Locate the lines where "this" occurs and copy them as they stand.

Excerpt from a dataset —
-- start --

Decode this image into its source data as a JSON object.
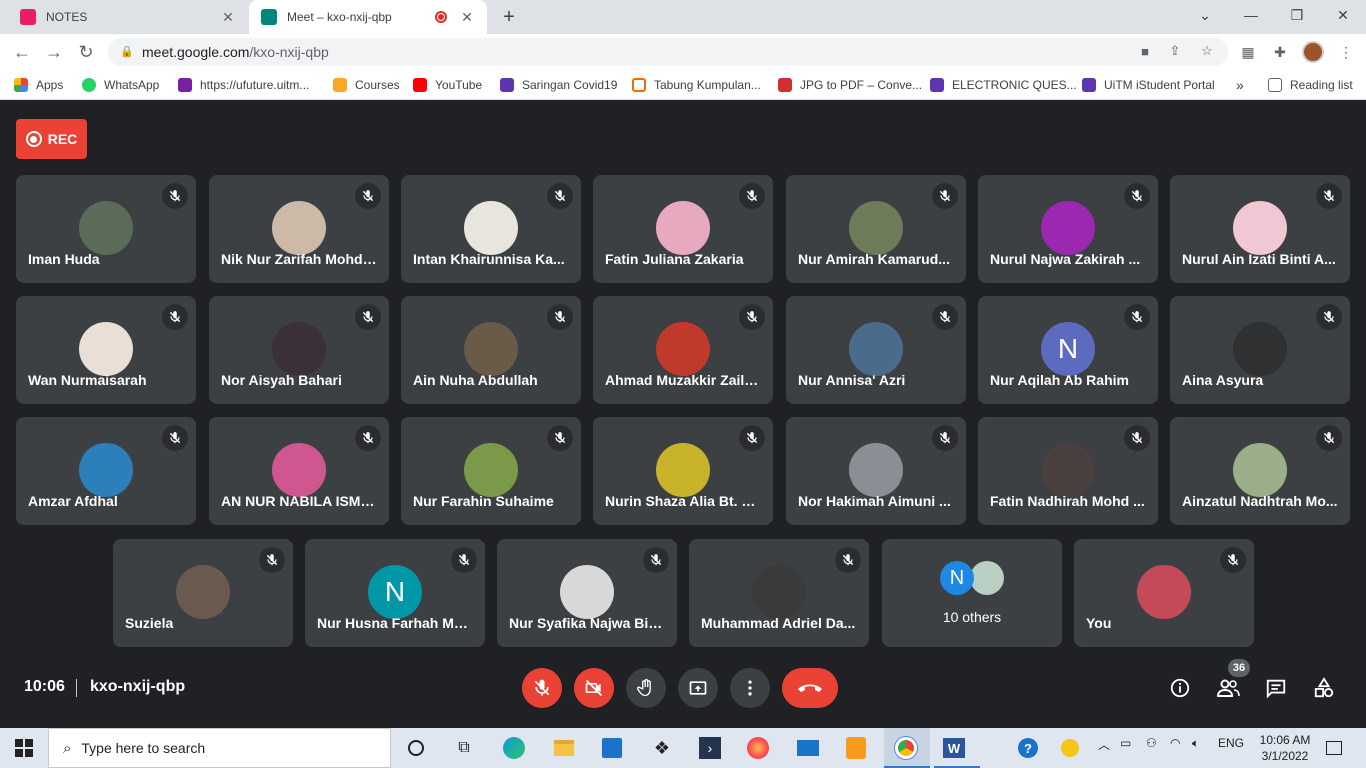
{
  "browser": {
    "tabs": [
      {
        "title": "NOTES",
        "active": false,
        "favicon_color": "#e91e63"
      },
      {
        "title": "Meet – kxo-nxij-qbp",
        "active": true,
        "favicon_color": "#00897b"
      }
    ],
    "url_host": "meet.google.com",
    "url_path": "/kxo-nxij-qbp",
    "bookmarks": [
      {
        "label": "Apps",
        "color": "#4285f4"
      },
      {
        "label": "WhatsApp",
        "color": "#25d366"
      },
      {
        "label": "https://ufuture.uitm...",
        "color": "#7b1fa2"
      },
      {
        "label": "Courses",
        "color": "#f9a825"
      },
      {
        "label": "YouTube",
        "color": "#ff0000"
      },
      {
        "label": "Saringan Covid19",
        "color": "#5e35b1"
      },
      {
        "label": "Tabung Kumpulan...",
        "color": "#ef6c00"
      },
      {
        "label": "JPG to PDF – Conve...",
        "color": "#d32f2f"
      },
      {
        "label": "ELECTRONIC QUES...",
        "color": "#5e35b1"
      },
      {
        "label": "UiTM iStudent Portal",
        "color": "#5e35b1"
      }
    ],
    "bookmarks_more": "»",
    "reading_list": "Reading list"
  },
  "meet": {
    "rec_label": "REC",
    "participants": [
      {
        "name": "Iman Huda",
        "avatar": "#5b6b5a"
      },
      {
        "name": "Nik Nur Zarifah Mohd ...",
        "avatar": "#cdb9a8"
      },
      {
        "name": "Intan Khairunnisa Ka...",
        "avatar": "#e8e4de"
      },
      {
        "name": "Fatin Juliana Zakaria",
        "avatar": "#e7a9c0"
      },
      {
        "name": "Nur Amirah Kamarud...",
        "avatar": "#6f7c5a"
      },
      {
        "name": "Nurul Najwa Zakirah ...",
        "avatar": "#9c27b0"
      },
      {
        "name": "Nurul Ain Izati Binti A...",
        "avatar": "#f0c8d4"
      },
      {
        "name": "Wan Nurmaisarah",
        "avatar": "#e9dfd6"
      },
      {
        "name": "Nor Aisyah Bahari",
        "avatar": "#3b2f3a"
      },
      {
        "name": "Ain Nuha Abdullah",
        "avatar": "#6a5a48"
      },
      {
        "name": "Ahmad Muzakkir Zaila...",
        "avatar": "#c0392b"
      },
      {
        "name": "Nur Annisa' Azri",
        "avatar": "#4a6b8a"
      },
      {
        "name": "Nur Aqilah Ab Rahim",
        "avatar": "#5c6bc0",
        "initial": "N"
      },
      {
        "name": "Aina Asyura",
        "avatar": "#2f3032"
      },
      {
        "name": "Amzar Afdhal",
        "avatar": "#2c7fb8"
      },
      {
        "name": "AN NUR NABILA ISMA...",
        "avatar": "#d0568f"
      },
      {
        "name": "Nur Farahin Suhaime",
        "avatar": "#7a9a4a"
      },
      {
        "name": "Nurin Shaza Alia Bt. M...",
        "avatar": "#c9b32a"
      },
      {
        "name": "Nor Hakimah Aimuni ...",
        "avatar": "#8a8f96"
      },
      {
        "name": "Fatin Nadhirah Mohd ...",
        "avatar": "#4a4040"
      },
      {
        "name": "Ainzatul Nadhtrah Mo...",
        "avatar": "#9aae8a"
      },
      {
        "name": "Suziela",
        "avatar": "#6b5a4f"
      },
      {
        "name": "Nur Husna Farhah Mo...",
        "avatar": "#0097a7",
        "initial": "N"
      },
      {
        "name": "Nur Syafika Najwa Bin...",
        "avatar": "#d8d8d8"
      },
      {
        "name": "Muhammad Adriel Da...",
        "avatar": "#3a3a3a"
      },
      {
        "name": "You",
        "avatar": "#c44a5a"
      }
    ],
    "others": {
      "label": "10 others",
      "initial": "N"
    },
    "time": "10:06",
    "meeting_code": "kxo-nxij-qbp",
    "people_count": "36"
  },
  "taskbar": {
    "search_placeholder": "Type here to search",
    "language": "ENG",
    "time": "10:06 AM",
    "date": "3/1/2022"
  }
}
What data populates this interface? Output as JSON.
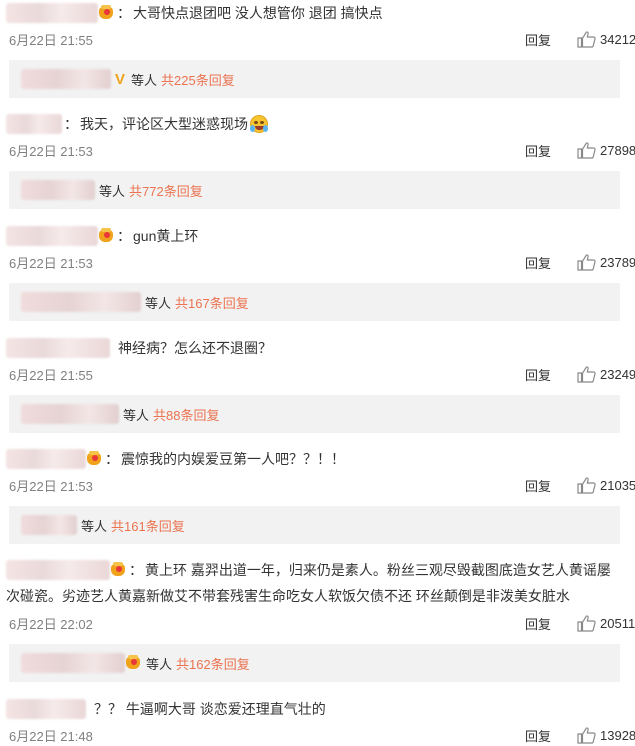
{
  "comments": [
    {
      "text": "大哥快点退团吧 没人想管你 退团 搞快点",
      "date": "6月22日 21:55",
      "reply_label": "回复",
      "likes": "34212",
      "thread": {
        "deng": "等人",
        "total": "共225条回复"
      }
    },
    {
      "text": "我天，评论区大型迷惑现场",
      "date": "6月22日 21:53",
      "reply_label": "回复",
      "likes": "27898",
      "thread": {
        "deng": "等人",
        "total": "共772条回复"
      }
    },
    {
      "text": "gun黄上环",
      "date": "6月22日 21:53",
      "reply_label": "回复",
      "likes": "23789",
      "thread": {
        "deng": "等人",
        "total": "共167条回复"
      }
    },
    {
      "text": "神经病？怎么还不退圈？",
      "date": "6月22日 21:55",
      "reply_label": "回复",
      "likes": "23249",
      "thread": {
        "deng": "等人",
        "total": "共88条回复"
      }
    },
    {
      "text": "震惊我的内娱爱豆第一人吧？？！！",
      "date": "6月22日 21:53",
      "reply_label": "回复",
      "likes": "21035",
      "thread": {
        "deng": "等人",
        "total": "共161条回复"
      }
    },
    {
      "text": "黄上环 嘉羿出道一年，归来仍是素人。粉丝三观尽毁截图底造女艺人黄谣屡",
      "text2": "次碰瓷。劣迹艺人黄嘉新做艾不带套残害生命吃女人软饭欠债不还 环丝颠倒是非泼美女脏水",
      "date": "6月22日 22:02",
      "reply_label": "回复",
      "likes": "20511",
      "thread": {
        "deng": "等人",
        "total": "共162条回复"
      }
    },
    {
      "text": "？？ 牛逼啊大哥 谈恋爱还理直气壮的",
      "date": "6月22日 21:48",
      "reply_label": "回复",
      "likes": "13928"
    }
  ],
  "colors": {
    "link": "#eb7350",
    "muted": "#808080",
    "reply_bg": "#f2f2f2"
  },
  "icons": {
    "like": "thumbs-up-icon",
    "vip": "crown-badge-icon",
    "verified": "v-icon"
  }
}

-- end --

In response —
Decode this image into its source data as a JSON object.
What data populates this interface? Output as JSON.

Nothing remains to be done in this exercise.